**Instruction:**
Reproduce the entries in full, with no changes.

(Records from a collection)
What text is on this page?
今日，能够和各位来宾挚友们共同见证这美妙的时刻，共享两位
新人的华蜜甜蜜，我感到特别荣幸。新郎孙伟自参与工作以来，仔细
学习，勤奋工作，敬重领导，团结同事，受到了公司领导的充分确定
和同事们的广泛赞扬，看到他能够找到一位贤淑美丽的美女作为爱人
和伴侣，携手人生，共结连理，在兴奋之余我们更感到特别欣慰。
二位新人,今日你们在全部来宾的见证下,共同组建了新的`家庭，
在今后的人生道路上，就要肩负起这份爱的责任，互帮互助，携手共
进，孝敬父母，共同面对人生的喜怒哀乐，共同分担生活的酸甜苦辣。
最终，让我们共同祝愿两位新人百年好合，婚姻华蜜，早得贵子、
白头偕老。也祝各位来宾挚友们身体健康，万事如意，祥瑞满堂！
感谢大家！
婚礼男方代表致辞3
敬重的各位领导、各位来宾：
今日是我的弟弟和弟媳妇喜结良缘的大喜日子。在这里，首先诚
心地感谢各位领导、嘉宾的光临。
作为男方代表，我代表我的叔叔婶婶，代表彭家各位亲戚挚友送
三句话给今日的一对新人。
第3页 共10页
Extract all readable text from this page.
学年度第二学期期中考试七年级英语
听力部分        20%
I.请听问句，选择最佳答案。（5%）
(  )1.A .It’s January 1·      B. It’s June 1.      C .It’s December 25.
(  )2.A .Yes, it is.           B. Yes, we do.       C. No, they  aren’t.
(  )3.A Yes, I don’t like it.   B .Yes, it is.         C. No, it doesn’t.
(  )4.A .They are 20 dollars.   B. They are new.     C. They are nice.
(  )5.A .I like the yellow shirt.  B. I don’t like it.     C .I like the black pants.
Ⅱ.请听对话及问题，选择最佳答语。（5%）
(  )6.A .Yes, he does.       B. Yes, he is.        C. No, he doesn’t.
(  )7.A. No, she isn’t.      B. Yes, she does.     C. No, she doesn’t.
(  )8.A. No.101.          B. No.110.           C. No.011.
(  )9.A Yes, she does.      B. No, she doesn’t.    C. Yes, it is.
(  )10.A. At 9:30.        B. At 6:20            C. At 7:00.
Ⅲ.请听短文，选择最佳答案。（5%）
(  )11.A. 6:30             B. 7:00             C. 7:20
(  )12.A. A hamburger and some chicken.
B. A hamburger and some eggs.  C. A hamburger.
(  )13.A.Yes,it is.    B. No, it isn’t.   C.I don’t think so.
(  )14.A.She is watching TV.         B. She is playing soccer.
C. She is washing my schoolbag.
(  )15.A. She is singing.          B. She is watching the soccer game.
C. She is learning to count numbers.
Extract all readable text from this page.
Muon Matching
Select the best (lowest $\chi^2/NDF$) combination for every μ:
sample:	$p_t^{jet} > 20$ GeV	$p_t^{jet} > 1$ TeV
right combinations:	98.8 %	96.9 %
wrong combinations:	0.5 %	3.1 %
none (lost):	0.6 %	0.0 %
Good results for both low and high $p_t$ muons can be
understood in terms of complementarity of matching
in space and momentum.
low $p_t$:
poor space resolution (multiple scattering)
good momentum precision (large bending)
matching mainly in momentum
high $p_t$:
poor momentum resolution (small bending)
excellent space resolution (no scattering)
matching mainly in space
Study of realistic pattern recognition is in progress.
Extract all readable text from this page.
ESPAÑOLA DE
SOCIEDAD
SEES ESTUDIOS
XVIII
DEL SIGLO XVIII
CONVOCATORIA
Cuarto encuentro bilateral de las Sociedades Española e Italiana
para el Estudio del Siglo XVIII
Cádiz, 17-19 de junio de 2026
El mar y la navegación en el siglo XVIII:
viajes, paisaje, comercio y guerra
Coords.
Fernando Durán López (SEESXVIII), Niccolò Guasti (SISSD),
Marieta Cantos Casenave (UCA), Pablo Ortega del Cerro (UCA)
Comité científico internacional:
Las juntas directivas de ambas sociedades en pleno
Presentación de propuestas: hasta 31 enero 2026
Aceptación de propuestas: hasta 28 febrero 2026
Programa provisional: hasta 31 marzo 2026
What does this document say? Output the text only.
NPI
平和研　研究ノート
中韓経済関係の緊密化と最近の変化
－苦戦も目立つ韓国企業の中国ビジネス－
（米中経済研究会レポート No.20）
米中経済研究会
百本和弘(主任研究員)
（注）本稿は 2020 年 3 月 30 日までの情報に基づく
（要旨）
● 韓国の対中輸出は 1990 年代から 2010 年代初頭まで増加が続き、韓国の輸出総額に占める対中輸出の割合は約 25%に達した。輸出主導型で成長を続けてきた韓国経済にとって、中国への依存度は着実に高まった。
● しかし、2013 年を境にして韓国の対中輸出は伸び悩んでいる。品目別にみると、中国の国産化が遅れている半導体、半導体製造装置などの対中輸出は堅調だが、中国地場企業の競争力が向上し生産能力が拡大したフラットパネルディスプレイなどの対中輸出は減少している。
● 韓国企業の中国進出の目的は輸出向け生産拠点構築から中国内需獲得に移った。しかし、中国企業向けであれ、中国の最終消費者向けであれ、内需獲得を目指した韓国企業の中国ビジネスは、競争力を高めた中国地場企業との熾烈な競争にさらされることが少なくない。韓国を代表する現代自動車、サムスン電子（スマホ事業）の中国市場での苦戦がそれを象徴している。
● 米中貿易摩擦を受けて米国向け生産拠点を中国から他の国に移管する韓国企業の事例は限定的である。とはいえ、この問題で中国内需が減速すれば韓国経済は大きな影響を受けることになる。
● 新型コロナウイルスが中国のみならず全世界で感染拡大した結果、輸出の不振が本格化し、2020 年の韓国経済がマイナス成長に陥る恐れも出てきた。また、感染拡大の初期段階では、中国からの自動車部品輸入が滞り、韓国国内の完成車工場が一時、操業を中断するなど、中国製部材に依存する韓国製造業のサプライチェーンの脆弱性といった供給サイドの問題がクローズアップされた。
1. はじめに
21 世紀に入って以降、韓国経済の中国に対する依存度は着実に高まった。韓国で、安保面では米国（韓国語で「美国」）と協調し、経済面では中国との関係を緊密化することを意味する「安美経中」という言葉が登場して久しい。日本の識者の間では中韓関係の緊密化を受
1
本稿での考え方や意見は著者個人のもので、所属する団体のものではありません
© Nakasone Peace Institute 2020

**Complete output:**
What text is on this page?
今日，能够和各位来宾挚友们共同见证这美妙的时刻，共享两位
新人的华蜜甜蜜，我感到特别荣幸。新郎孙伟自参与工作以来，仔细
学习，勤奋工作，敬重领导，团结同事，受到了公司领导的充分确定
和同事们的广泛赞扬，看到他能够找到一位贤淑美丽的美女作为爱人
和伴侣，携手人生，共结连理，在兴奋之余我们更感到特别欣慰。
二位新人,今日你们在全部来宾的见证下,共同组建了新的`家庭，
在今后的人生道路上，就要肩负起这份爱的责任，互帮互助，携手共
进，孝敬父母，共同面对人生的喜怒哀乐，共同分担生活的酸甜苦辣。
最终，让我们共同祝愿两位新人百年好合，婚姻华蜜，早得贵子、
白头偕老。也祝各位来宾挚友们身体健康，万事如意，祥瑞满堂！
感谢大家！
婚礼男方代表致辞3
敬重的各位领导、各位来宾：
今日是我的弟弟和弟媳妇喜结良缘的大喜日子。在这里，首先诚
心地感谢各位领导、嘉宾的光临。
作为男方代表，我代表我的叔叔婶婶，代表彭家各位亲戚挚友送
三句话给今日的一对新人。
第3页 共10页
Extract all readable text from this page.
学年度第二学期期中考试七年级英语
听力部分        20%
I.请听问句，选择最佳答案。（5%）
(  )1.A .It’s January 1·      B. It’s June 1.      C .It’s December 25.
(  )2.A .Yes, it is.           B. Yes, we do.       C. No, they  aren’t.
(  )3.A Yes, I don’t like it.   B .Yes, it is.         C. No, it doesn’t.
(  )4.A .They are 20 dollars.   B. They are new.     C. They are nice.
(  )5.A .I like the yellow shirt.  B. I don’t like it.     C .I like the black pants.
Ⅱ.请听对话及问题，选择最佳答语。（5%）
(  )6.A .Yes, he does.       B. Yes, he is.        C. No, he doesn’t.
(  )7.A. No, she isn’t.      B. Yes, she does.     C. No, she doesn’t.
(  )8.A. No.101.          B. No.110.           C. No.011.
(  )9.A Yes, she does.      B. No, she doesn’t.    C. Yes, it is.
(  )10.A. At 9:30.        B. At 6:20            C. At 7:00.
Ⅲ.请听短文，选择最佳答案。（5%）
(  )11.A. 6:30             B. 7:00             C. 7:20
(  )12.A. A hamburger and some chicken.
B. A hamburger and some eggs.  C. A hamburger.
(  )13.A.Yes,it is.    B. No, it isn’t.   C.I don’t think so.
(  )14.A.She is watching TV.         B. She is playing soccer.
C. She is washing my schoolbag.
(  )15.A. She is singing.          B. She is watching the soccer game.
C. She is learning to count numbers.
Extract all readable text from this page.
Muon Matching
Select the best (lowest $\chi^2/NDF$) combination for every μ:
sample:	$p_t^{jet} > 20$ GeV	$p_t^{jet} > 1$ TeV
right combinations:	98.8 %	96.9 %
wrong combinations:	0.5 %	3.1 %
none (lost):	0.6 %	0.0 %
Good results for both low and high $p_t$ muons can be
understood in terms of complementarity of matching
in space and momentum.
low $p_t$:
poor space resolution (multiple scattering)
good momentum precision (large bending)
matching mainly in momentum
high $p_t$:
poor momentum resolution (small bending)
excellent space resolution (no scattering)
matching mainly in space
Study of realistic pattern recognition is in progress.
Extract all readable text from this page.
ESPAÑOLA DE
SOCIEDAD
SEES ESTUDIOS
XVIII
DEL SIGLO XVIII
CONVOCATORIA
Cuarto encuentro bilateral de las Sociedades Española e Italiana
para el Estudio del Siglo XVIII
Cádiz, 17-19 de junio de 2026
El mar y la navegación en el siglo XVIII:
viajes, paisaje, comercio y guerra
Coords.
Fernando Durán López (SEESXVIII), Niccolò Guasti (SISSD),
Marieta Cantos Casenave (UCA), Pablo Ortega del Cerro (UCA)
Comité científico internacional:
Las juntas directivas de ambas sociedades en pleno
Presentación de propuestas: hasta 31 enero 2026
Aceptación de propuestas: hasta 28 febrero 2026
Programa provisional: hasta 31 marzo 2026
What does this document say? Output the text only.
NPI
平和研　研究ノート
中韓経済関係の緊密化と最近の変化
－苦戦も目立つ韓国企業の中国ビジネス－
（米中経済研究会レポート No.20）
米中経済研究会
百本和弘(主任研究員)
（注）本稿は 2020 年 3 月 30 日までの情報に基づく
（要旨）
● 韓国の対中輸出は 1990 年代から 2010 年代初頭まで増加が続き、韓国の輸出総額に占める対中輸出の割合は約 25%に達した。輸出主導型で成長を続けてきた韓国経済にとって、中国への依存度は着実に高まった。
● しかし、2013 年を境にして韓国の対中輸出は伸び悩んでいる。品目別にみると、中国の国産化が遅れている半導体、半導体製造装置などの対中輸出は堅調だが、中国地場企業の競争力が向上し生産能力が拡大したフラットパネルディスプレイなどの対中輸出は減少している。
● 韓国企業の中国進出の目的は輸出向け生産拠点構築から中国内需獲得に移った。しかし、中国企業向けであれ、中国の最終消費者向けであれ、内需獲得を目指した韓国企業の中国ビジネスは、競争力を高めた中国地場企業との熾烈な競争にさらされることが少なくない。韓国を代表する現代自動車、サムスン電子（スマホ事業）の中国市場での苦戦がそれを象徴している。
● 米中貿易摩擦を受けて米国向け生産拠点を中国から他の国に移管する韓国企業の事例は限定的である。とはいえ、この問題で中国内需が減速すれば韓国経済は大きな影響を受けることになる。
● 新型コロナウイルスが中国のみならず全世界で感染拡大した結果、輸出の不振が本格化し、2020 年の韓国経済がマイナス成長に陥る恐れも出てきた。また、感染拡大の初期段階では、中国からの自動車部品輸入が滞り、韓国国内の完成車工場が一時、操業を中断するなど、中国製部材に依存する韓国製造業のサプライチェーンの脆弱性といった供給サイドの問題がクローズアップされた。
1. はじめに
21 世紀に入って以降、韓国経済の中国に対する依存度は着実に高まった。韓国で、安保面では米国（韓国語で「美国」）と協調し、経済面では中国との関係を緊密化することを意味する「安美経中」という言葉が登場して久しい。日本の識者の間では中韓関係の緊密化を受
1
本稿での考え方や意見は著者個人のもので、所属する団体のものではありません
© Nakasone Peace Institute 2020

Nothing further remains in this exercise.